Work to be completed: Output nothing but the number of lines that include the word "this".

Stored data:
= = =

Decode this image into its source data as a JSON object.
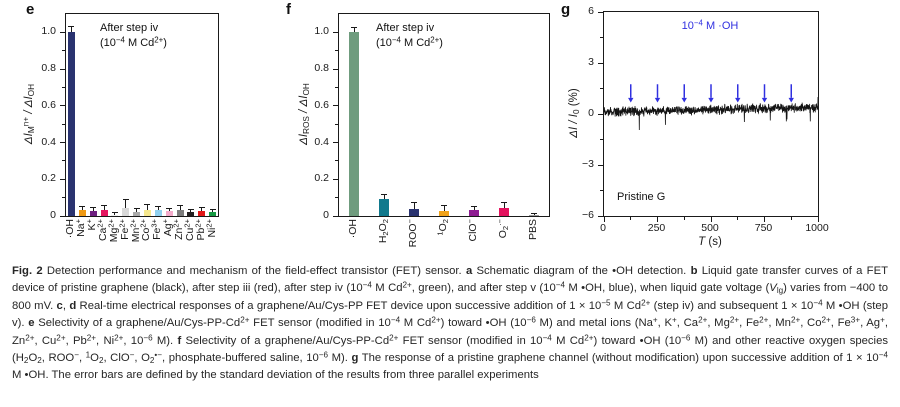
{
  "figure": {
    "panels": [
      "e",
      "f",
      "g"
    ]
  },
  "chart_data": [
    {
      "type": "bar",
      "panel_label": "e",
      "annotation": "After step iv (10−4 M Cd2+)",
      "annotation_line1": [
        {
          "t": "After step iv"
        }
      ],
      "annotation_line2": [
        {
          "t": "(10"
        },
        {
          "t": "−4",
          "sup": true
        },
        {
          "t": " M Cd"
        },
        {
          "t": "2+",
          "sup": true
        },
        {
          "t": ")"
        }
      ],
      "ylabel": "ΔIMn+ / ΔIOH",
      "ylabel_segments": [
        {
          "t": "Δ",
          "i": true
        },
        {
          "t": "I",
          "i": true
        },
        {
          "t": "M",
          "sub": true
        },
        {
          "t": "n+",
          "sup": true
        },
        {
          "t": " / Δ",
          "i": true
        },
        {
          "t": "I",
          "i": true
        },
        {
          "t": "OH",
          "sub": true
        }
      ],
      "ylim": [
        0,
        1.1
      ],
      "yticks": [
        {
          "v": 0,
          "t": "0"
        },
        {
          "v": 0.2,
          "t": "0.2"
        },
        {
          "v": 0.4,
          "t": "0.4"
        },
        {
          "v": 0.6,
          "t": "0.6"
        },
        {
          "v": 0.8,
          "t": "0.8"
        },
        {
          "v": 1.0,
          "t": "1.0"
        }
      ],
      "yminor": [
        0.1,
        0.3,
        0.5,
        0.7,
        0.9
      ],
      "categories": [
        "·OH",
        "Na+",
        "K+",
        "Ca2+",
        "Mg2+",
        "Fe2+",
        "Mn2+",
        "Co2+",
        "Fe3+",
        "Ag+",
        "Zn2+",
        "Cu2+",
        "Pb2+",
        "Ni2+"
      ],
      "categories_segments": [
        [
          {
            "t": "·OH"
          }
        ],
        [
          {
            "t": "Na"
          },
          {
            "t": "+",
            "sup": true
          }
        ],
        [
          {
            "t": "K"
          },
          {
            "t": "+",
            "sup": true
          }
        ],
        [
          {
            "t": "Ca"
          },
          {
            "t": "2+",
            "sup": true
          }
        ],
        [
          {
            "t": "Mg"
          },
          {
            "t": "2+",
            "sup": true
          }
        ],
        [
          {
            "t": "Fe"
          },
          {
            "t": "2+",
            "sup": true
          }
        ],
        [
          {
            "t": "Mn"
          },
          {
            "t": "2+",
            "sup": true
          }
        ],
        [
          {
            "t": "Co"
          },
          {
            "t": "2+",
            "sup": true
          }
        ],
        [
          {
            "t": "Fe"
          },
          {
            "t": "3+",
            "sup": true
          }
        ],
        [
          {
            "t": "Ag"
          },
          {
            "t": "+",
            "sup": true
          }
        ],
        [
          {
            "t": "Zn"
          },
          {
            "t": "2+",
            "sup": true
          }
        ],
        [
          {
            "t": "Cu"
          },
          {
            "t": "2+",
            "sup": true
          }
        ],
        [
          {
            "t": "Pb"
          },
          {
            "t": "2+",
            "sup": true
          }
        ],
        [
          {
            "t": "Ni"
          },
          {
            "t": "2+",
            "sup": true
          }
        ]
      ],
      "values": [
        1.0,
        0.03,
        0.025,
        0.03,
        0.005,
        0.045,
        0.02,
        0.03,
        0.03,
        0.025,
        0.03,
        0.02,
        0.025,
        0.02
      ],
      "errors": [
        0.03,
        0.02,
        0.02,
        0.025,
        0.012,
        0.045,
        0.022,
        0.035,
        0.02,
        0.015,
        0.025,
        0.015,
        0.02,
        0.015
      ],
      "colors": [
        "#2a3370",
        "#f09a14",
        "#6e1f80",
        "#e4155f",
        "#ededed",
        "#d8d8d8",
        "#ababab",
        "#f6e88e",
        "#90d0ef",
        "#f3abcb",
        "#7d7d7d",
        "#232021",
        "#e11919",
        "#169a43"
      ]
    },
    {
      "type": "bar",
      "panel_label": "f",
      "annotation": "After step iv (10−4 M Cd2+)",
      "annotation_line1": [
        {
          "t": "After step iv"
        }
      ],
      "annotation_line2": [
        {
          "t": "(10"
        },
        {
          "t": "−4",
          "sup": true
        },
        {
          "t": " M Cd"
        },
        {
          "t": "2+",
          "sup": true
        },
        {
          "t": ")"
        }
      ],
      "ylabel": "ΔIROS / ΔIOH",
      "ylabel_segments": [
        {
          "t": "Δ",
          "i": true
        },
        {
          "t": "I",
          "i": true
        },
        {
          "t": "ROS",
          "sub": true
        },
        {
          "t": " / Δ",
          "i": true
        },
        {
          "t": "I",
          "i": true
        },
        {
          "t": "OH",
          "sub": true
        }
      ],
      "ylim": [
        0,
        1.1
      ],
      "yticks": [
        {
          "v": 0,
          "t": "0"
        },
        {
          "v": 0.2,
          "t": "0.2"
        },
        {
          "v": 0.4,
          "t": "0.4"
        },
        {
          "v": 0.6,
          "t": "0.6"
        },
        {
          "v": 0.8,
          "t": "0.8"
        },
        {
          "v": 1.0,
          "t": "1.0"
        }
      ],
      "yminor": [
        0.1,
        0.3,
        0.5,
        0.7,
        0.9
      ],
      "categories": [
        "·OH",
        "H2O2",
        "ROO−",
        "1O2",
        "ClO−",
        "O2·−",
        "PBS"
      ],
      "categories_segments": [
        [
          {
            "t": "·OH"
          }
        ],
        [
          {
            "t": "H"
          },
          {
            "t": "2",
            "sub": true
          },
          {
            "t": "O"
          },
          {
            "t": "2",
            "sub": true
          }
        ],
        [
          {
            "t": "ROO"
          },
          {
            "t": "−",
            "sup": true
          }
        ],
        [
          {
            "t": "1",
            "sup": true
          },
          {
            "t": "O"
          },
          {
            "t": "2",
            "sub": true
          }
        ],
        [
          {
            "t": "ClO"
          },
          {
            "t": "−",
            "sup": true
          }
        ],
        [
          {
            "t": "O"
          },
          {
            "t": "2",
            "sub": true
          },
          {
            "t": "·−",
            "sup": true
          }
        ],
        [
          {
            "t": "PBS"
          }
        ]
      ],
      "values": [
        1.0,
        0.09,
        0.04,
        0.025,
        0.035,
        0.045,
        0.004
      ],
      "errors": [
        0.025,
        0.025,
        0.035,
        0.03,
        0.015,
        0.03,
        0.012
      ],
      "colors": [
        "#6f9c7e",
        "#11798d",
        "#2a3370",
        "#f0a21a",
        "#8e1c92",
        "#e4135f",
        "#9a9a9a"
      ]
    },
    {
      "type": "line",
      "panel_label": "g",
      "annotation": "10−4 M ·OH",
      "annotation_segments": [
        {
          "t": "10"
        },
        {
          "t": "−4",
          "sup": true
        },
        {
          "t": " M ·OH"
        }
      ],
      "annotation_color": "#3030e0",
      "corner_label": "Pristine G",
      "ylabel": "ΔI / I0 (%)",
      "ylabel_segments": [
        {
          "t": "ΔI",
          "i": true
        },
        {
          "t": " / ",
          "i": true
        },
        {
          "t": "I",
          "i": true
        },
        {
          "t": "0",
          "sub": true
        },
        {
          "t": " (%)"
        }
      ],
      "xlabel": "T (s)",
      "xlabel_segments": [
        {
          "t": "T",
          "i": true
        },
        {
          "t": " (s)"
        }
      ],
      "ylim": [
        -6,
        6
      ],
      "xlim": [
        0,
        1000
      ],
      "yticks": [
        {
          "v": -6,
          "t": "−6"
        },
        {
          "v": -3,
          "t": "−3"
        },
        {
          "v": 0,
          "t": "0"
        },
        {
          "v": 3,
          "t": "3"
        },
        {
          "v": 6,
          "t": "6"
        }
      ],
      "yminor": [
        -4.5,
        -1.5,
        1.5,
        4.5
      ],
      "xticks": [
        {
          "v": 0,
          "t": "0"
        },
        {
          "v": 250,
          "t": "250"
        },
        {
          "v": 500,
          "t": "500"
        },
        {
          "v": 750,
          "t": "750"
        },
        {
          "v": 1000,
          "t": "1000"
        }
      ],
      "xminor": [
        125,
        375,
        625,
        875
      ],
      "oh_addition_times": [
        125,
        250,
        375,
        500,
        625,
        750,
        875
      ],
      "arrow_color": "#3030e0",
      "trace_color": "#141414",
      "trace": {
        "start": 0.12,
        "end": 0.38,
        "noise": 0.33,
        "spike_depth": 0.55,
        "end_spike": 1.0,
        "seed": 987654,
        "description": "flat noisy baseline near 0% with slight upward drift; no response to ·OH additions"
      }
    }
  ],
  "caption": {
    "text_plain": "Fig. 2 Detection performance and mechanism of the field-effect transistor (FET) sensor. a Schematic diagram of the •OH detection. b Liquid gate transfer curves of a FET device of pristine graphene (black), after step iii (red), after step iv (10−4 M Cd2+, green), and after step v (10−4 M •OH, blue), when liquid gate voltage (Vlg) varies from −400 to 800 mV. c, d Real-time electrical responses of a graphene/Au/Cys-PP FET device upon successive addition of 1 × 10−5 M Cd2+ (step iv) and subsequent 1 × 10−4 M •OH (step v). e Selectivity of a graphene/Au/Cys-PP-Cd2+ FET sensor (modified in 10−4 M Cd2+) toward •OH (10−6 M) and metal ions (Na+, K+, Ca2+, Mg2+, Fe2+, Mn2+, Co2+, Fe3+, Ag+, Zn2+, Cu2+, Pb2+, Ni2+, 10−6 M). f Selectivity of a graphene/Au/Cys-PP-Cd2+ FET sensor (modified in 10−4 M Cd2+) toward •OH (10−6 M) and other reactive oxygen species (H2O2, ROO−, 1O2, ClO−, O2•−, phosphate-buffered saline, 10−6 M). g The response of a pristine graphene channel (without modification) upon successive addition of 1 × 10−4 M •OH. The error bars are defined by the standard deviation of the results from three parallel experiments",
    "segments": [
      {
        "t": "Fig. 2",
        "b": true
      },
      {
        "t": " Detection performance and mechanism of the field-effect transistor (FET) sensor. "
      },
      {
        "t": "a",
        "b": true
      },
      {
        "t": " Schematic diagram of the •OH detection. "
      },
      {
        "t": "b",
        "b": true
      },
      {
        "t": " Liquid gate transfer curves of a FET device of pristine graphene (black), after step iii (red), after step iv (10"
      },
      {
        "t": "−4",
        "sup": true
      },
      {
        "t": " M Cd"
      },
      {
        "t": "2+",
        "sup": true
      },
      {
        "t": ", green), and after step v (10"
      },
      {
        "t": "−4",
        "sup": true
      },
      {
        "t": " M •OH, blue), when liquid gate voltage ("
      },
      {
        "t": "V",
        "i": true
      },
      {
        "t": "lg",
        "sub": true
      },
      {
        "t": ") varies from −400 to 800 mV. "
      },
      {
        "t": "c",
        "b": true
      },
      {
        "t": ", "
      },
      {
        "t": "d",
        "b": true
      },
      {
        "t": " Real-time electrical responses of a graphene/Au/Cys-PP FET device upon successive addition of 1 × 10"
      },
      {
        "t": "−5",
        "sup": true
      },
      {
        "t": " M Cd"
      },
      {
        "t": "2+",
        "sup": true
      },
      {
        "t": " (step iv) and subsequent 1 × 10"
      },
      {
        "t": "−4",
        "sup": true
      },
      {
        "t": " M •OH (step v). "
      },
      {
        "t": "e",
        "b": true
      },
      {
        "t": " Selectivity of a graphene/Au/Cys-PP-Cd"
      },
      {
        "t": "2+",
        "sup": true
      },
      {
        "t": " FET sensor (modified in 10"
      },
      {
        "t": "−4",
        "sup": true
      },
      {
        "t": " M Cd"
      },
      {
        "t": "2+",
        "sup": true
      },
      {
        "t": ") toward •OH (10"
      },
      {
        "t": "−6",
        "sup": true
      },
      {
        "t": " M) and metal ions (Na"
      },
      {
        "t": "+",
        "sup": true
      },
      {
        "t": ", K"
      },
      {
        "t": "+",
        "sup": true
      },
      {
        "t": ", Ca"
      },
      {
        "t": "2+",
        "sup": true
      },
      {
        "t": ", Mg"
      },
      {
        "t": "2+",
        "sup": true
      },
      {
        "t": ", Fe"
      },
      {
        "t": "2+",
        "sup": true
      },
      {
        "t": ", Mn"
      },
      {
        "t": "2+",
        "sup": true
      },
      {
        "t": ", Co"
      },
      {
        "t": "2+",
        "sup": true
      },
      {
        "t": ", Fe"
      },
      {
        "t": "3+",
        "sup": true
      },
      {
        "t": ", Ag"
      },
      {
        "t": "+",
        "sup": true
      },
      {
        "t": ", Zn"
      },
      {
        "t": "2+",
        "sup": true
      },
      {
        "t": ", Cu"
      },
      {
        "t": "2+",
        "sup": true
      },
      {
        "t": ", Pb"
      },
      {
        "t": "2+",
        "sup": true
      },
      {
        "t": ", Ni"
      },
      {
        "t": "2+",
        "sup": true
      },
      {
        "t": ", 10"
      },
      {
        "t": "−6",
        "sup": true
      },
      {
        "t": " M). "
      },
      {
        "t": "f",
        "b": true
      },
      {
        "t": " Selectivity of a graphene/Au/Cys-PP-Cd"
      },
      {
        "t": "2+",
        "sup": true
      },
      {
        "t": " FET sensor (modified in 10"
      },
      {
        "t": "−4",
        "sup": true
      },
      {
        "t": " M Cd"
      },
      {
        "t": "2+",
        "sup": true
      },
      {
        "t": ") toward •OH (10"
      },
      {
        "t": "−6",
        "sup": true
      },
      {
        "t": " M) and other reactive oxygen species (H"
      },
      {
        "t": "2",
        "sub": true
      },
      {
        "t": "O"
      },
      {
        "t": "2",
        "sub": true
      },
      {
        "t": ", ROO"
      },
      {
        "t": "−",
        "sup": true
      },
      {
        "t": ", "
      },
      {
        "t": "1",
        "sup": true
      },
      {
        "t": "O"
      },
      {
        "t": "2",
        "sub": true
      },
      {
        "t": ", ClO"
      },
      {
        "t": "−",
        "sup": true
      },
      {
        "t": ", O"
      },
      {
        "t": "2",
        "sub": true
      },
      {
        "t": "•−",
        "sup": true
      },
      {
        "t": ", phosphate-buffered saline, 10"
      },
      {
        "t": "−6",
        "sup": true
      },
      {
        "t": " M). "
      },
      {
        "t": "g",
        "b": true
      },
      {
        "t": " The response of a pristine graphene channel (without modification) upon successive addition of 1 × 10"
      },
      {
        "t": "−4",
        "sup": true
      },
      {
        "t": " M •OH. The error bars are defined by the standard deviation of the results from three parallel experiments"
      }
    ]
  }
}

= = =

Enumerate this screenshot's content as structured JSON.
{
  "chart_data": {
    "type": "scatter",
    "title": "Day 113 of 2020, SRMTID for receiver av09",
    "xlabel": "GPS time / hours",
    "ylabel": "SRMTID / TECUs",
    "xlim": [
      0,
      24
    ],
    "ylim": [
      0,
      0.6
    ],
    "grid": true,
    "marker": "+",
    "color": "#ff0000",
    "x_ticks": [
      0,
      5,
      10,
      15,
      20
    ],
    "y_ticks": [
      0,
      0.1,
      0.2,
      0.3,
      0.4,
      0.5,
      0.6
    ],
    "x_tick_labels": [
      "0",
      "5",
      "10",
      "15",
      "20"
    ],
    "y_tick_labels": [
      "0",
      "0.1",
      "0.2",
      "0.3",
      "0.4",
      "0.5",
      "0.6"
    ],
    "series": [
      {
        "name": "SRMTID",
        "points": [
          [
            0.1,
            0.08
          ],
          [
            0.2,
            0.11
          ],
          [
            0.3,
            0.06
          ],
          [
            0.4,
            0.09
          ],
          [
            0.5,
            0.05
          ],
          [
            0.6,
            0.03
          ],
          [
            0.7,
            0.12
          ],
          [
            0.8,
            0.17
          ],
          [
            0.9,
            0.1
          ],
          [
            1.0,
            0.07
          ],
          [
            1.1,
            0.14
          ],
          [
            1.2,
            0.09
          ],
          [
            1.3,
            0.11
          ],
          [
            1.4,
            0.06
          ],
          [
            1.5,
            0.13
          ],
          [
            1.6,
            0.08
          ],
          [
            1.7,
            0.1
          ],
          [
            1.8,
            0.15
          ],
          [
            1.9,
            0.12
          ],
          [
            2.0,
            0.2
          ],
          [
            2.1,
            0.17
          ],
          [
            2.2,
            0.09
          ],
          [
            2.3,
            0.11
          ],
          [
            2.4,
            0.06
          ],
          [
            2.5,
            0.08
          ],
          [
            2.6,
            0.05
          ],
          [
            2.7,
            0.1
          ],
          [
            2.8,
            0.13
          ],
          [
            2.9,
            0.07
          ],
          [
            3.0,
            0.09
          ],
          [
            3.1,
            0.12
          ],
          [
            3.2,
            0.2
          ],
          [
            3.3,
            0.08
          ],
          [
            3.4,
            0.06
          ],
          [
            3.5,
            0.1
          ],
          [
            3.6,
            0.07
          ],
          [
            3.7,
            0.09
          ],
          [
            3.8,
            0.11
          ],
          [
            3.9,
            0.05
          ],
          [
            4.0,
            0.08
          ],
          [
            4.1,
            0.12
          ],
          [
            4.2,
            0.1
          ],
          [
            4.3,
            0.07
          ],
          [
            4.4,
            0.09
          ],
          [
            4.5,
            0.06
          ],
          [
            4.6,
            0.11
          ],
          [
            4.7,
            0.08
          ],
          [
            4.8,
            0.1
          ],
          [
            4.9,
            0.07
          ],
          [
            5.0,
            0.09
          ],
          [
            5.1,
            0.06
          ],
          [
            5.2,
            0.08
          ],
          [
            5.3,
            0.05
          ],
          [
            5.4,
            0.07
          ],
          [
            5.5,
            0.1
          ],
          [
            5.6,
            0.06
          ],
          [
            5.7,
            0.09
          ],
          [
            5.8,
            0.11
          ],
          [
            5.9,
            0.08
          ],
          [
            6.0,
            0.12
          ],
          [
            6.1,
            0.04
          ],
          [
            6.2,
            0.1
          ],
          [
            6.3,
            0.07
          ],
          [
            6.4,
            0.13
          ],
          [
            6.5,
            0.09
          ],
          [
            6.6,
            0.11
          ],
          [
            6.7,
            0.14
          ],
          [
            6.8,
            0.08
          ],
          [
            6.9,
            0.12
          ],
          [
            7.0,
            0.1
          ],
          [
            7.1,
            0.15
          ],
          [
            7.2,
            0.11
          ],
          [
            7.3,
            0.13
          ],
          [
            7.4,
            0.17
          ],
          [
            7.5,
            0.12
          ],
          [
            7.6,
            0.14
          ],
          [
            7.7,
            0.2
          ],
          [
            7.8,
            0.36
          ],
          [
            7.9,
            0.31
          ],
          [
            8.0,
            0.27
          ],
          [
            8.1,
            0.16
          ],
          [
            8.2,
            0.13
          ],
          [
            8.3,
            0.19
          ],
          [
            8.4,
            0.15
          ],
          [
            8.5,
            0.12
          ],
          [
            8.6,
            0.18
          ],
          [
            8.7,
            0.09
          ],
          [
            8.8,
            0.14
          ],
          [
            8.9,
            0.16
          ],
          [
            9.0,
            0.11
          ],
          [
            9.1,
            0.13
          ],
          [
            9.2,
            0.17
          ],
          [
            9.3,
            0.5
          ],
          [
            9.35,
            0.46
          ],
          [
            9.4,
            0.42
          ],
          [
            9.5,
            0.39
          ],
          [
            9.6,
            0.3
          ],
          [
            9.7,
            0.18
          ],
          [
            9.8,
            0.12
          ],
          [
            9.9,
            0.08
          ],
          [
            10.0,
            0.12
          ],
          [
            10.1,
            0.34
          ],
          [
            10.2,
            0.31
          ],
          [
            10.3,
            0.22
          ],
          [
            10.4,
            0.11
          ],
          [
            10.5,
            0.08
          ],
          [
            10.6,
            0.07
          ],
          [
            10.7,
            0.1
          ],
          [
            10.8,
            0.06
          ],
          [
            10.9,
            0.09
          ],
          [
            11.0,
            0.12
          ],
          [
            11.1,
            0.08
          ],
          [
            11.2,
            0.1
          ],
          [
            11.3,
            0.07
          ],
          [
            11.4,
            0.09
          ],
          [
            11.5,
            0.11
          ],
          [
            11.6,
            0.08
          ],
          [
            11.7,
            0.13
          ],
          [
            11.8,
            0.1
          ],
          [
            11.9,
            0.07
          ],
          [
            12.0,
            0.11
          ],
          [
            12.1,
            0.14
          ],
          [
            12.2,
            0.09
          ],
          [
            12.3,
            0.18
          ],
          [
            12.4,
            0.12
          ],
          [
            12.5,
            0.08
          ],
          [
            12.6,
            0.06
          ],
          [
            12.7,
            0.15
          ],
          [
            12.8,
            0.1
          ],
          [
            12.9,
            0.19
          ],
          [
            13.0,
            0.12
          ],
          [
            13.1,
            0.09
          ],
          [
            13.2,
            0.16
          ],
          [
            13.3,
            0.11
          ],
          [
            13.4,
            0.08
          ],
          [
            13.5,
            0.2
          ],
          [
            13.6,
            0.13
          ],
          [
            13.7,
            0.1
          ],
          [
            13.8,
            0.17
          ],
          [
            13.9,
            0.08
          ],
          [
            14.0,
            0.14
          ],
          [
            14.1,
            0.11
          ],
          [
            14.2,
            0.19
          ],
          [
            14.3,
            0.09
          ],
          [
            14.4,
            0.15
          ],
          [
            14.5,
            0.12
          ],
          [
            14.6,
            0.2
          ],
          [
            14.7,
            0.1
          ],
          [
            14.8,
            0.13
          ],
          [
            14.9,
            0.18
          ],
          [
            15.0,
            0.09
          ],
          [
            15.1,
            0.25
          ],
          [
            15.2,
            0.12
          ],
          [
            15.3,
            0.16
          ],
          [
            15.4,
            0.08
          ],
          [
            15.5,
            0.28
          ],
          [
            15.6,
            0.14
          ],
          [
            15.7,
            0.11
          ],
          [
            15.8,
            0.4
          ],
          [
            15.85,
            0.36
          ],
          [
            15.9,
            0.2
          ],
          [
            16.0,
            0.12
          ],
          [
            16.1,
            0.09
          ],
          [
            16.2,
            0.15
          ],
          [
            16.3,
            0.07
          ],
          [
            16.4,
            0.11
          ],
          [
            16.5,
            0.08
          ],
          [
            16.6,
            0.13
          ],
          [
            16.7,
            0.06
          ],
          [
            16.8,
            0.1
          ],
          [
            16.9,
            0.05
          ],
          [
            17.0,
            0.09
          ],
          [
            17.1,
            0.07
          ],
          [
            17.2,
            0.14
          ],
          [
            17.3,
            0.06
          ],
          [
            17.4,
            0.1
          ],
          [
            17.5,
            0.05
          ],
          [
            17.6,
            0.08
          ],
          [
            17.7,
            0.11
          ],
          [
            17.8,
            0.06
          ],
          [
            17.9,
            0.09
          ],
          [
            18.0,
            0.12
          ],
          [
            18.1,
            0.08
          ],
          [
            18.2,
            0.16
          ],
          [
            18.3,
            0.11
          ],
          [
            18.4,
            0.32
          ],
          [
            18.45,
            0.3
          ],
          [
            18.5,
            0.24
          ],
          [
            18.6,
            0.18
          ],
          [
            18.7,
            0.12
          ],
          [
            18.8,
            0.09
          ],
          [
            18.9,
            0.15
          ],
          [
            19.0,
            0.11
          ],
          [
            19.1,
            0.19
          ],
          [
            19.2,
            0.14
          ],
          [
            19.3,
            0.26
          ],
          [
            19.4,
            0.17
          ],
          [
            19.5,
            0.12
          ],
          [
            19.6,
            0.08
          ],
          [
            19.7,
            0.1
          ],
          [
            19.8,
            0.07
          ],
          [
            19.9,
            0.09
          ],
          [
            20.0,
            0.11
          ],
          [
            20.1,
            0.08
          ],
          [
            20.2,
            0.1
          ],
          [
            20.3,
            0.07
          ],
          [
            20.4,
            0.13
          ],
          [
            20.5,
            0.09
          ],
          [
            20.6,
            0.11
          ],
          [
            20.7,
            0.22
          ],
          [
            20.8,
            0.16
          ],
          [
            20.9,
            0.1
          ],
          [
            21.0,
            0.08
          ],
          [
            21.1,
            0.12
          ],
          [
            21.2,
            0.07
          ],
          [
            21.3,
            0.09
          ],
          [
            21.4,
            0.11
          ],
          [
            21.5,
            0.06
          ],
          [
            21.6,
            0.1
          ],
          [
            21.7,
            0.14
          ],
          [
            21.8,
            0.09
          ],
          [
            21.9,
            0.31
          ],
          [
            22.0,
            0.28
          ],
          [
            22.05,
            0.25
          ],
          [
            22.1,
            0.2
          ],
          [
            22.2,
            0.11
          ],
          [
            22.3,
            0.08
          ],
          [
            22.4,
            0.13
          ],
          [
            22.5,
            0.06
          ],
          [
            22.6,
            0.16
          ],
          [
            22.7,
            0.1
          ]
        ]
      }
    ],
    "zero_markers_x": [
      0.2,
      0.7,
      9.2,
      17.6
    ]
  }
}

= = =

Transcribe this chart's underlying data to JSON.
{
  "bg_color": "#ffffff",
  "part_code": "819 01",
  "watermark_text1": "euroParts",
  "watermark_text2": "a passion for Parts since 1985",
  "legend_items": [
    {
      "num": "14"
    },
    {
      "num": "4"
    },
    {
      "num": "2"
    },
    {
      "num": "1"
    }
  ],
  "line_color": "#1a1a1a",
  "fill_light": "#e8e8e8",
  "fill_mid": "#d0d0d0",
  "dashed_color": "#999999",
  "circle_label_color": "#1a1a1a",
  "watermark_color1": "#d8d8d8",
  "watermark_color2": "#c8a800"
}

= = =

Answer below: 3